Job
Wherever "type" appears in a line, list that line.

Data lines
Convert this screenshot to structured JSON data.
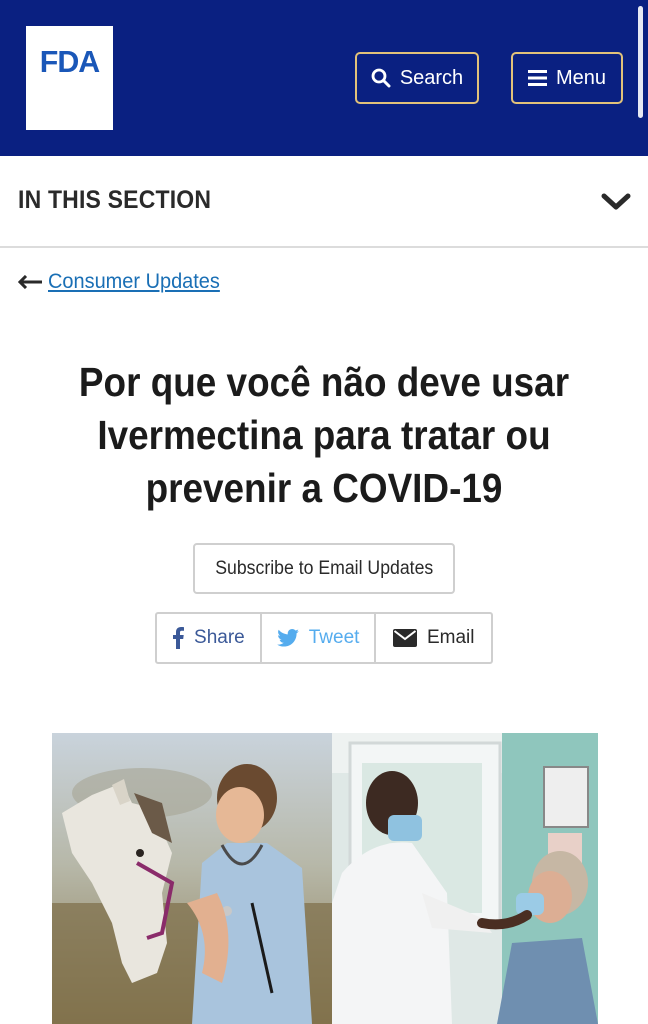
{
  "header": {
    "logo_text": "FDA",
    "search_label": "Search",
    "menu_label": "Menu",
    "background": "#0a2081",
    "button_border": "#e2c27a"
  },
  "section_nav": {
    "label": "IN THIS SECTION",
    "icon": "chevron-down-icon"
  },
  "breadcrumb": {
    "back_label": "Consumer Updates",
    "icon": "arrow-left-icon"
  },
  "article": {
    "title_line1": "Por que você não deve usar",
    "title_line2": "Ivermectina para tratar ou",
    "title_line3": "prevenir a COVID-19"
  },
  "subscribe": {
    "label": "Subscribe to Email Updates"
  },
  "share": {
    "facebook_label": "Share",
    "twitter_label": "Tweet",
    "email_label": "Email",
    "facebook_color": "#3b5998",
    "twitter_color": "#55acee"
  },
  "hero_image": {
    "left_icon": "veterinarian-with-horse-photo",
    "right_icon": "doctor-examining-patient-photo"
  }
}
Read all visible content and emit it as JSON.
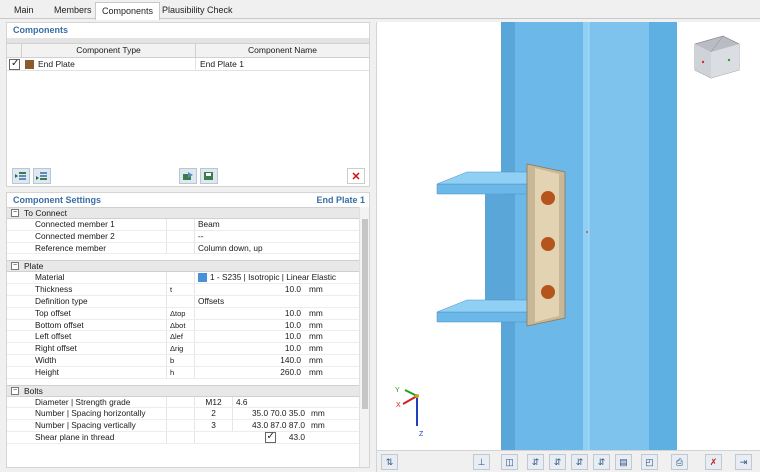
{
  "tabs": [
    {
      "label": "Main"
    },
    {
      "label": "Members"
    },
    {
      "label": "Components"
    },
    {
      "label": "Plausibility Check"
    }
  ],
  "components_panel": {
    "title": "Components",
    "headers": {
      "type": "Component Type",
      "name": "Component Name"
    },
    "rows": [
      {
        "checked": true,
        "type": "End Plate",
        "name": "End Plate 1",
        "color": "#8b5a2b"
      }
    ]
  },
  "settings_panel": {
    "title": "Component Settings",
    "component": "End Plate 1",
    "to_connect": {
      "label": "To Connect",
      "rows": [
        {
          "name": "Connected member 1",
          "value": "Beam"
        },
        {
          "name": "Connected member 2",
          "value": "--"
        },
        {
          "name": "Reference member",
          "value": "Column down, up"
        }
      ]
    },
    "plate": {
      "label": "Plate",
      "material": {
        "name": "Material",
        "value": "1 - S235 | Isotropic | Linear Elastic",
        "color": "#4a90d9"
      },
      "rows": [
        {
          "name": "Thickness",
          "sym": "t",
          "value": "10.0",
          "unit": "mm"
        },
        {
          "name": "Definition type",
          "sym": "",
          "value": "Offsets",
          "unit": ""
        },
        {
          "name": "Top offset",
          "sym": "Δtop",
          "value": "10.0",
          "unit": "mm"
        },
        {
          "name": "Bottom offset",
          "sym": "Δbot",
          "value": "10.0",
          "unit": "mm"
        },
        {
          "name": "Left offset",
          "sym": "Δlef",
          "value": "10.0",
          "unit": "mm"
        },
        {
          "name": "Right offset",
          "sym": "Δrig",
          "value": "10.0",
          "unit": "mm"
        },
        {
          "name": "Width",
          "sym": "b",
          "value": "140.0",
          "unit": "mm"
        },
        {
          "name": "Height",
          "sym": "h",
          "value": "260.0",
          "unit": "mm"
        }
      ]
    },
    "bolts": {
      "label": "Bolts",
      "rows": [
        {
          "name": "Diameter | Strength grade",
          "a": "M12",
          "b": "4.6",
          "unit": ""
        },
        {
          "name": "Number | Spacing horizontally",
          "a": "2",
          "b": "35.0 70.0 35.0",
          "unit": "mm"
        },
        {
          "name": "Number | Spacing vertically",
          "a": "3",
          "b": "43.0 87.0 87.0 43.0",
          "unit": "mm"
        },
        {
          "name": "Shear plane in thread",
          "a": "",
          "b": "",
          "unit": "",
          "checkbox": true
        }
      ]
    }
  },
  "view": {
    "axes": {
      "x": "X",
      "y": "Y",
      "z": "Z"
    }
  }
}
==
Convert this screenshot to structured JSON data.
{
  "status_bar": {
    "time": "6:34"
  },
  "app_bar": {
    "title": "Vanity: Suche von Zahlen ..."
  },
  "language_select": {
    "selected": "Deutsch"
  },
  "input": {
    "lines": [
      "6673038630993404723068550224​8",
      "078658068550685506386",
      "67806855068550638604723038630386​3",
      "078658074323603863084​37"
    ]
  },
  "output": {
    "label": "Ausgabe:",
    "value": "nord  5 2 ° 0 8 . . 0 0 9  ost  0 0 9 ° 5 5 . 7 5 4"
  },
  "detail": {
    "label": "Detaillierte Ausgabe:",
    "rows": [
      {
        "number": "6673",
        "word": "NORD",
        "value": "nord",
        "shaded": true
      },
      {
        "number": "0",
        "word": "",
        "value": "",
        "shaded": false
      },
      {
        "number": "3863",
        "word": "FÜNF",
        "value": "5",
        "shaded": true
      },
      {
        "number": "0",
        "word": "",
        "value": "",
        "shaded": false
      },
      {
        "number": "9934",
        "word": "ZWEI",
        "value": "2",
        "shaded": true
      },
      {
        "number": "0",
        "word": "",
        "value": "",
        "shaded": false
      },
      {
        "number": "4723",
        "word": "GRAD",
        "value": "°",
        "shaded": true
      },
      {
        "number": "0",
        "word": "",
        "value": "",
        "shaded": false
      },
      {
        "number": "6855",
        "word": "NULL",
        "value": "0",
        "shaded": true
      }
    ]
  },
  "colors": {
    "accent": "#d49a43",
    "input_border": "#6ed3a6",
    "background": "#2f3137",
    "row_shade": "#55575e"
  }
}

Finished exercise
      "type": "Component Type",
        "type": "End Plate",
          "name": "Definition type",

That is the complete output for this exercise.